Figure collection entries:
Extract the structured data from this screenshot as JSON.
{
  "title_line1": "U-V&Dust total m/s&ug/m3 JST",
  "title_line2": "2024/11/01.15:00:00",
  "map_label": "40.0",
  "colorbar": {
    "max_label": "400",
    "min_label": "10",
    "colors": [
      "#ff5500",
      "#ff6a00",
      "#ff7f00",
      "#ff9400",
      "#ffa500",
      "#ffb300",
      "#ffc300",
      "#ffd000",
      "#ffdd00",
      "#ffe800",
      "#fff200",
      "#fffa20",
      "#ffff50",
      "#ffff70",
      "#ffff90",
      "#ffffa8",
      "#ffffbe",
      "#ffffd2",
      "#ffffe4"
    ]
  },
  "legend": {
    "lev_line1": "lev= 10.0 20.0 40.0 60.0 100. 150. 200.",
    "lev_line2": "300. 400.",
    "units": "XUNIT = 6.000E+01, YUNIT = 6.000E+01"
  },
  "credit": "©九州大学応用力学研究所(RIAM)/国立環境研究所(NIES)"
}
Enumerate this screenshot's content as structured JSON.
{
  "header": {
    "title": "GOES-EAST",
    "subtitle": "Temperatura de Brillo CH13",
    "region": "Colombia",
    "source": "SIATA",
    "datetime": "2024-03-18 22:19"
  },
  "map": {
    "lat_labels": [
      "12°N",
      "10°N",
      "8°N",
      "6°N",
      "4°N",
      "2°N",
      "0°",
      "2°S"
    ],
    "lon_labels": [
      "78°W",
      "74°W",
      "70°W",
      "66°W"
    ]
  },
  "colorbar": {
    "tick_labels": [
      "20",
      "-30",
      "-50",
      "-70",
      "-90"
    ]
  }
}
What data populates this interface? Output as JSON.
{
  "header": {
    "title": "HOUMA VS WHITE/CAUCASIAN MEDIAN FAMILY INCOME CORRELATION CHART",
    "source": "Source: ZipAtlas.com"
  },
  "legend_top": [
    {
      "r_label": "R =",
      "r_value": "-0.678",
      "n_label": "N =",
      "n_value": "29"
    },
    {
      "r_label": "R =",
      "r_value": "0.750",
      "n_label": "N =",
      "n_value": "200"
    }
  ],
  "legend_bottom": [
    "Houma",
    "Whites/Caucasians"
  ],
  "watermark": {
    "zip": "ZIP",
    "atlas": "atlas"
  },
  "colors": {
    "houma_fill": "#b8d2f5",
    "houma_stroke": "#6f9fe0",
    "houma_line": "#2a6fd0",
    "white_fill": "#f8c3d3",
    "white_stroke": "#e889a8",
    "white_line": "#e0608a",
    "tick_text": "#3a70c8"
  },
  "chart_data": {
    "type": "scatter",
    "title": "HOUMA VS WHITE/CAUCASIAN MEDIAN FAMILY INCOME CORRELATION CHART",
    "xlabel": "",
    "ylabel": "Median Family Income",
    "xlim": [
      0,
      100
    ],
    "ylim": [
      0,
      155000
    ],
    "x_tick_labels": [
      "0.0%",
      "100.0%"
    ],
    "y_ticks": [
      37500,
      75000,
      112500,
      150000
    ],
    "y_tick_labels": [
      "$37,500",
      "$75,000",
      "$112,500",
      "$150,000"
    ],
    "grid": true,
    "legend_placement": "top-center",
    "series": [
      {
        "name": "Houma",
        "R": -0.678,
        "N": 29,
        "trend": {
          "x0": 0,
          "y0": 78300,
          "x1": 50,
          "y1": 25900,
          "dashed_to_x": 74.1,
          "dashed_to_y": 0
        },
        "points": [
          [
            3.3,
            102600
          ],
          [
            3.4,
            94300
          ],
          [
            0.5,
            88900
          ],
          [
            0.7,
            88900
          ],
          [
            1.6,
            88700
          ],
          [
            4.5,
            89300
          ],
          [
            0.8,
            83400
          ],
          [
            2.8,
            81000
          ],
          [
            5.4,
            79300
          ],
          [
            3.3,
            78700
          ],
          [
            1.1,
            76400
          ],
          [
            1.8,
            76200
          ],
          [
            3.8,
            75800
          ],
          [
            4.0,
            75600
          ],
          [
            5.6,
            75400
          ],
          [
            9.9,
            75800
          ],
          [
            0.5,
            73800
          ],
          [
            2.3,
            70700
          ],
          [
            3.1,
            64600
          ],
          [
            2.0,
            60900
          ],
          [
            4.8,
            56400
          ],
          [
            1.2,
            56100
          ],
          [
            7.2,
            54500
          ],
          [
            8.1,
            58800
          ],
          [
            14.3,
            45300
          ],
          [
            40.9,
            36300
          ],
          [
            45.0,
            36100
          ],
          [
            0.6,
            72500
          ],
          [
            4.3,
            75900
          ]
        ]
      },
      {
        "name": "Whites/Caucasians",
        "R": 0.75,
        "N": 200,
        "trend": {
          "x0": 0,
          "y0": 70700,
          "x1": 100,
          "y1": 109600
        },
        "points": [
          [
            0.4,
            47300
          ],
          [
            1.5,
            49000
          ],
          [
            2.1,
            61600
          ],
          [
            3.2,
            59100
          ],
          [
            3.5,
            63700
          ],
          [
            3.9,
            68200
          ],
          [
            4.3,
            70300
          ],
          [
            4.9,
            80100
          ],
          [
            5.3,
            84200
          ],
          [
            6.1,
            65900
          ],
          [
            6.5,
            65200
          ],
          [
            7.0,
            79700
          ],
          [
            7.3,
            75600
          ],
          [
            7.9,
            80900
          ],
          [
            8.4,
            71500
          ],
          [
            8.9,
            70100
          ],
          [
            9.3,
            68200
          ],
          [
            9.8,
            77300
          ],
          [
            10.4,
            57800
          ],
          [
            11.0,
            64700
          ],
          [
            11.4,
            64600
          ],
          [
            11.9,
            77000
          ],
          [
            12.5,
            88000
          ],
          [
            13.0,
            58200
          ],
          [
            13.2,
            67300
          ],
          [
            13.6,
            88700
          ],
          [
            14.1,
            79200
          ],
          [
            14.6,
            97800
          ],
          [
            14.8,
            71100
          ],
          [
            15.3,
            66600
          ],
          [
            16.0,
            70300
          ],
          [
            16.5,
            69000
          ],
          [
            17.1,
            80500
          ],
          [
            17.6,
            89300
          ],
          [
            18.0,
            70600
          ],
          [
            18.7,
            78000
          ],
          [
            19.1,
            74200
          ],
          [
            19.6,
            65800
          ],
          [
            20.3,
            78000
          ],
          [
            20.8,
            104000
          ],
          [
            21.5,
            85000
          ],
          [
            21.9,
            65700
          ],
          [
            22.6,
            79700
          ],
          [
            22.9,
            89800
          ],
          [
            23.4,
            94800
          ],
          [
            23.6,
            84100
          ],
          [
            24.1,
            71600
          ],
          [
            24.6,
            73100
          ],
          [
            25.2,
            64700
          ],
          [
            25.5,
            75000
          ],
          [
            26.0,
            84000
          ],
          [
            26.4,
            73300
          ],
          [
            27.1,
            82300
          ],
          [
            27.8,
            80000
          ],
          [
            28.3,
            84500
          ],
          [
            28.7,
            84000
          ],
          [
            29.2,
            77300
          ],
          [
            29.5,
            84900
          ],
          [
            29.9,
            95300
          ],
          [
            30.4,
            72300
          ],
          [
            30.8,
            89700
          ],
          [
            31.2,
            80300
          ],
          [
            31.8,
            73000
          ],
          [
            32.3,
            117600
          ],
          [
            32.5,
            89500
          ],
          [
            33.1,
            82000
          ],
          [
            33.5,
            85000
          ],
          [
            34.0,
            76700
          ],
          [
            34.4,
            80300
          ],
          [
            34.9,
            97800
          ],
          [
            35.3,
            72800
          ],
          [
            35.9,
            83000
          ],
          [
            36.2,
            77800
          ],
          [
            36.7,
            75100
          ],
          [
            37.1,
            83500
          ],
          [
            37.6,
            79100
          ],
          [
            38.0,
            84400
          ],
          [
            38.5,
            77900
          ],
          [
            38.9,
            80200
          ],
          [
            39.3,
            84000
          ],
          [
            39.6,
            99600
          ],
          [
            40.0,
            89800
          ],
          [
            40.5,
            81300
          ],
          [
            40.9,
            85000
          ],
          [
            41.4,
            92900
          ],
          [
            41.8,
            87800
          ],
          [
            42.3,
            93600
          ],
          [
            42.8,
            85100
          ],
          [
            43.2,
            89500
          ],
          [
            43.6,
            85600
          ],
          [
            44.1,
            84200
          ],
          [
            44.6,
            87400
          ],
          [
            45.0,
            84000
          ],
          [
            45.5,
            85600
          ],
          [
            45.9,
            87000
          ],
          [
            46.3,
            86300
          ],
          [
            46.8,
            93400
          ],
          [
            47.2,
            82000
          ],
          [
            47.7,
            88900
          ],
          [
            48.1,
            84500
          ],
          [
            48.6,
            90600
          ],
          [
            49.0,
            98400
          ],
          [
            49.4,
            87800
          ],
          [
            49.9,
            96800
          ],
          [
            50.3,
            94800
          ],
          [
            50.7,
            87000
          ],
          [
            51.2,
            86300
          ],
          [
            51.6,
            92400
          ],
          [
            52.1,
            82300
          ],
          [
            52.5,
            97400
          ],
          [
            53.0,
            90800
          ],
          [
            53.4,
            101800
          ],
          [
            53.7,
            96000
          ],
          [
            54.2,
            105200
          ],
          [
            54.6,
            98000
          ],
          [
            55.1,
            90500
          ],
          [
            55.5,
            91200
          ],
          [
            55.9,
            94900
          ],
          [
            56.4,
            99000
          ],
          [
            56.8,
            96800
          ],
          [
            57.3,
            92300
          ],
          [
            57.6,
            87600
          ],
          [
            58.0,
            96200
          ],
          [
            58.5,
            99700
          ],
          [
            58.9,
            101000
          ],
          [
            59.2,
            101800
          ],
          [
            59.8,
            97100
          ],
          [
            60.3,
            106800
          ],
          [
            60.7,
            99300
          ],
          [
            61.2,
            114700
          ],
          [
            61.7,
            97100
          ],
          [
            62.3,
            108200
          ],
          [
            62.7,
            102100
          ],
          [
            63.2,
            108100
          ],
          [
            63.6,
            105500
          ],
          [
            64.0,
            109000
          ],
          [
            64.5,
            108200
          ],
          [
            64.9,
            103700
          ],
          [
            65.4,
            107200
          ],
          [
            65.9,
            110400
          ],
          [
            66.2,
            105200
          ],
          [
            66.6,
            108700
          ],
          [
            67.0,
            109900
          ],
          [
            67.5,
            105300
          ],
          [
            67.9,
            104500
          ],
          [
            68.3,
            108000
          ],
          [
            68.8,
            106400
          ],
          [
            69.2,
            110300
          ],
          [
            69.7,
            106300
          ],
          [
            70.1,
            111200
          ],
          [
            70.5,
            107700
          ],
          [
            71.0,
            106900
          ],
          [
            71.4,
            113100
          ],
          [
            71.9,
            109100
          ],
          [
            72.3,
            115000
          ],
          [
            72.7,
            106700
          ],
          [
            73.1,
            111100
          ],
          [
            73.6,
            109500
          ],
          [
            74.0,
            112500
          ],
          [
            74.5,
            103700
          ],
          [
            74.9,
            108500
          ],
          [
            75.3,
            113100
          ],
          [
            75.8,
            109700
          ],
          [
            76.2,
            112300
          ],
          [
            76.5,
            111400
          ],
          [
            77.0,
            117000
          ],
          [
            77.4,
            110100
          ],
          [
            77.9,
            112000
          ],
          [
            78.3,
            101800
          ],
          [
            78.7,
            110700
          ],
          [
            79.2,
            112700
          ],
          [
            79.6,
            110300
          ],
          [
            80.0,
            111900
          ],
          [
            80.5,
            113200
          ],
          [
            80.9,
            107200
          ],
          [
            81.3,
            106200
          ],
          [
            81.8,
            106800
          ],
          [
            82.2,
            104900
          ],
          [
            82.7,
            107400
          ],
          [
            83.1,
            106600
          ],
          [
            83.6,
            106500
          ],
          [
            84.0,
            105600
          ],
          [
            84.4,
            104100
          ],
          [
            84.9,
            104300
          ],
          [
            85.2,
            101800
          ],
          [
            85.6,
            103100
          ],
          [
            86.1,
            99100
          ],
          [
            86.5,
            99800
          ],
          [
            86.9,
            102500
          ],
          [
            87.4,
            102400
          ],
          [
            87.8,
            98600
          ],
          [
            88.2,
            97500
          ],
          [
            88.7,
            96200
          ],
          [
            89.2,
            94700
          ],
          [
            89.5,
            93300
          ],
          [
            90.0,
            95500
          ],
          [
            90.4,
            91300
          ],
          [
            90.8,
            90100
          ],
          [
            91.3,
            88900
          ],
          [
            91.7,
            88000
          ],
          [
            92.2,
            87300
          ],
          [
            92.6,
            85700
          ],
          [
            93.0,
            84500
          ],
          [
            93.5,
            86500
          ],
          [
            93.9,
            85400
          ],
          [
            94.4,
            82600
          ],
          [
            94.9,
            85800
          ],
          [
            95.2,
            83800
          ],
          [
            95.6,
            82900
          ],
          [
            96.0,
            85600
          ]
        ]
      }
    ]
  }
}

YOUR TASK:
Find out how many lines in the listing contain the string "screenshot". Give the number alone.

SOLUTION:
2